● Set exercise
Transcribe the records that follow in their entirety, omitting any pictures.

====== Supplied records ======

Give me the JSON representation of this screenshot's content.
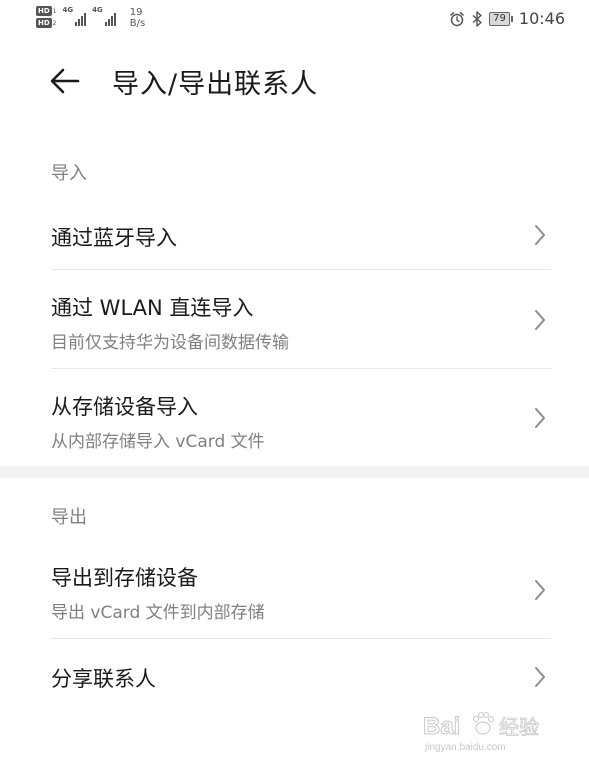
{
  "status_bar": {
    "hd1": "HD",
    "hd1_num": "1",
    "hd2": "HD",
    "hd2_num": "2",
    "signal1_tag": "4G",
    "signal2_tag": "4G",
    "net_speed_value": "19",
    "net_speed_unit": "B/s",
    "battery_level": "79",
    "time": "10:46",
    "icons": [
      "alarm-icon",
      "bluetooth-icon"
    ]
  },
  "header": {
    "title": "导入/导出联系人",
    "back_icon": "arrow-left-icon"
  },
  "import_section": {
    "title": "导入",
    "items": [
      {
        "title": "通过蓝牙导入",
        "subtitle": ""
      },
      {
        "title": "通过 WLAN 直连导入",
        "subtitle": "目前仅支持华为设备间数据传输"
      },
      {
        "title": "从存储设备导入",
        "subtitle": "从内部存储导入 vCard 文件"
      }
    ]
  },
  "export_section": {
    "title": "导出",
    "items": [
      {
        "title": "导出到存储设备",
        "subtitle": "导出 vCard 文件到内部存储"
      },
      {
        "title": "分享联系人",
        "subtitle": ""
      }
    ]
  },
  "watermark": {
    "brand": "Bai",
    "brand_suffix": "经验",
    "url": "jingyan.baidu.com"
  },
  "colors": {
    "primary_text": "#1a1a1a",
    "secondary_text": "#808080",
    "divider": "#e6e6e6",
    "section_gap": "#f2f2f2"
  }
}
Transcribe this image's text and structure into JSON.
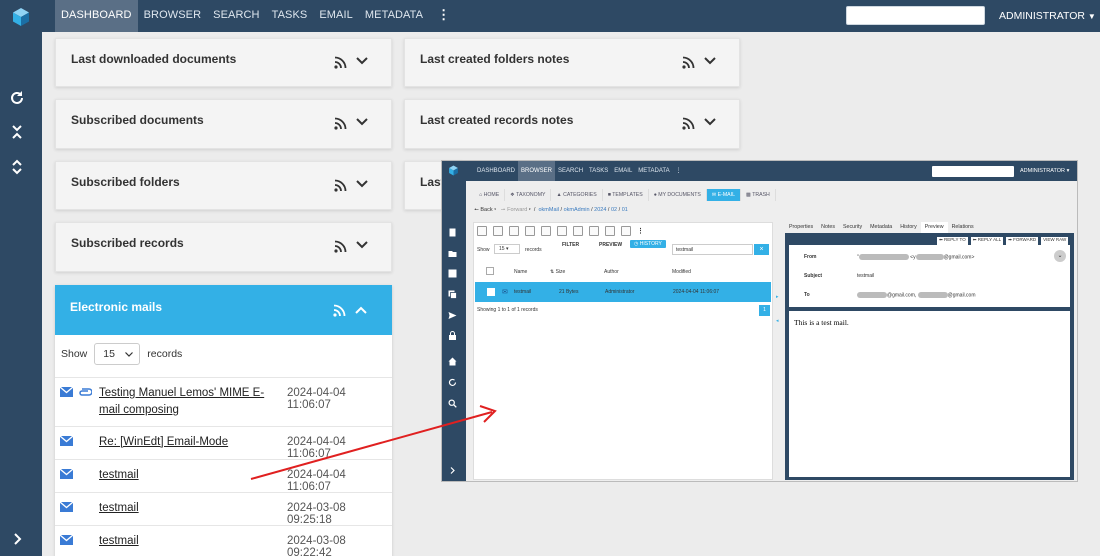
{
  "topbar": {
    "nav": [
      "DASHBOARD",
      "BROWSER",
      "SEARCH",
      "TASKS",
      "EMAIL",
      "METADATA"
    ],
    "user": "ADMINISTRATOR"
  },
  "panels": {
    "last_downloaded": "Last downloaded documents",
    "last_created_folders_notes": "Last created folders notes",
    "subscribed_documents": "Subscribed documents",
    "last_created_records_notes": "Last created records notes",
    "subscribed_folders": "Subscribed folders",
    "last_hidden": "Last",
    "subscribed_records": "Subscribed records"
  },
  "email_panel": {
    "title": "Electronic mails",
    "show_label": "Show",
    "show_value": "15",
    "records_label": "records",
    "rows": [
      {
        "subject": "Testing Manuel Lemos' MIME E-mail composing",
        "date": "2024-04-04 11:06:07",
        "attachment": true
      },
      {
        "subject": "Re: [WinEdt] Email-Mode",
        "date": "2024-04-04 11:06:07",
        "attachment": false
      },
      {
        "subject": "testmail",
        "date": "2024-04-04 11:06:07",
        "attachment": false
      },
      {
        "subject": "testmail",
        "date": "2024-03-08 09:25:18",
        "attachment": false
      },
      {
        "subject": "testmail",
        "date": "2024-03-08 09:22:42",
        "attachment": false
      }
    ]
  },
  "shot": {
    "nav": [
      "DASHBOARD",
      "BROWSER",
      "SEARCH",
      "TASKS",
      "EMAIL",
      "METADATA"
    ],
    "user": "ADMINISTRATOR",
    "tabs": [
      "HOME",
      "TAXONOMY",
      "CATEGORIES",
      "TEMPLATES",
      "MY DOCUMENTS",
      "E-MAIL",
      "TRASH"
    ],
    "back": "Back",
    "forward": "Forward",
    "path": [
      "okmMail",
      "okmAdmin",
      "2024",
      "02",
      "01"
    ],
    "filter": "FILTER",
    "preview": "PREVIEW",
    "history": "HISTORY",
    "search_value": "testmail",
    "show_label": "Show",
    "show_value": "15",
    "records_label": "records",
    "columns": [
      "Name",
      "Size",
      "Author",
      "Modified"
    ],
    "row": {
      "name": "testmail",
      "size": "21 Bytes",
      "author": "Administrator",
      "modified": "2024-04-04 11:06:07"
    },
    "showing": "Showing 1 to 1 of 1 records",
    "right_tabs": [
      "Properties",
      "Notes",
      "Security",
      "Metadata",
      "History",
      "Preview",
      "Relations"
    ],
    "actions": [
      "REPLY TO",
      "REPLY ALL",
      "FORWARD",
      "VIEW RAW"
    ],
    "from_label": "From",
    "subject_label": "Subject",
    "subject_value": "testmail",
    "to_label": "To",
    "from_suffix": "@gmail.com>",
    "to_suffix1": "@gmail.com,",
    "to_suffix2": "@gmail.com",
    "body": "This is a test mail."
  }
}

======

● Solved exercise
Give me the JSON representation of this screenshot's content.
{
  "status_bar": {
    "hd1": "HD",
    "hd1_num": "1",
    "hd2": "HD",
    "hd2_num": "2",
    "signal1_tag": "4G",
    "signal2_tag": "4G",
    "net_speed_value": "19",
    "net_speed_unit": "B/s",
    "battery_level": "79",
    "time": "10:46",
    "icons": [
      "alarm-icon",
      "bluetooth-icon"
    ]
  },
  "header": {
    "title": "导入/导出联系人",
    "back_icon": "arrow-left-icon"
  },
  "import_section": {
    "title": "导入",
    "items": [
      {
        "title": "通过蓝牙导入",
        "subtitle": ""
      },
      {
        "title": "通过 WLAN 直连导入",
        "subtitle": "目前仅支持华为设备间数据传输"
      },
      {
        "title": "从存储设备导入",
        "subtitle": "从内部存储导入 vCard 文件"
      }
    ]
  },
  "export_section": {
    "title": "导出",
    "items": [
      {
        "title": "导出到存储设备",
        "subtitle": "导出 vCard 文件到内部存储"
      },
      {
        "title": "分享联系人",
        "subtitle": ""
      }
    ]
  },
  "watermark": {
    "brand": "Bai",
    "brand_suffix": "经验",
    "url": "jingyan.baidu.com"
  },
  "colors": {
    "primary_text": "#1a1a1a",
    "secondary_text": "#808080",
    "divider": "#e6e6e6",
    "section_gap": "#f2f2f2"
  }
}
Transcribe this image's text and structure into JSON.
{
  "topbar": {
    "nav": [
      "DASHBOARD",
      "BROWSER",
      "SEARCH",
      "TASKS",
      "EMAIL",
      "METADATA"
    ],
    "user": "ADMINISTRATOR"
  },
  "panels": {
    "last_downloaded": "Last downloaded documents",
    "last_created_folders_notes": "Last created folders notes",
    "subscribed_documents": "Subscribed documents",
    "last_created_records_notes": "Last created records notes",
    "subscribed_folders": "Subscribed folders",
    "last_hidden": "Last",
    "subscribed_records": "Subscribed records"
  },
  "email_panel": {
    "title": "Electronic mails",
    "show_label": "Show",
    "show_value": "15",
    "records_label": "records",
    "rows": [
      {
        "subject": "Testing Manuel Lemos' MIME E-mail composing",
        "date": "2024-04-04 11:06:07",
        "attachment": true
      },
      {
        "subject": "Re: [WinEdt] Email-Mode",
        "date": "2024-04-04 11:06:07",
        "attachment": false
      },
      {
        "subject": "testmail",
        "date": "2024-04-04 11:06:07",
        "attachment": false
      },
      {
        "subject": "testmail",
        "date": "2024-03-08 09:25:18",
        "attachment": false
      },
      {
        "subject": "testmail",
        "date": "2024-03-08 09:22:42",
        "attachment": false
      }
    ]
  },
  "shot": {
    "nav": [
      "DASHBOARD",
      "BROWSER",
      "SEARCH",
      "TASKS",
      "EMAIL",
      "METADATA"
    ],
    "user": "ADMINISTRATOR",
    "tabs": [
      "HOME",
      "TAXONOMY",
      "CATEGORIES",
      "TEMPLATES",
      "MY DOCUMENTS",
      "E-MAIL",
      "TRASH"
    ],
    "back": "Back",
    "forward": "Forward",
    "path": [
      "okmMail",
      "okmAdmin",
      "2024",
      "02",
      "01"
    ],
    "filter": "FILTER",
    "preview": "PREVIEW",
    "history": "HISTORY",
    "search_value": "testmail",
    "show_label": "Show",
    "show_value": "15",
    "records_label": "records",
    "columns": [
      "Name",
      "Size",
      "Author",
      "Modified"
    ],
    "row": {
      "name": "testmail",
      "size": "21 Bytes",
      "author": "Administrator",
      "modified": "2024-04-04 11:06:07"
    },
    "showing": "Showing 1 to 1 of 1 records",
    "right_tabs": [
      "Properties",
      "Notes",
      "Security",
      "Metadata",
      "History",
      "Preview",
      "Relations"
    ],
    "actions": [
      "REPLY TO",
      "REPLY ALL",
      "FORWARD",
      "VIEW RAW"
    ],
    "from_label": "From",
    "subject_label": "Subject",
    "subject_value": "testmail",
    "to_label": "To",
    "from_suffix": "@gmail.com>",
    "to_suffix1": "@gmail.com,",
    "to_suffix2": "@gmail.com",
    "body": "This is a test mail."
  }
}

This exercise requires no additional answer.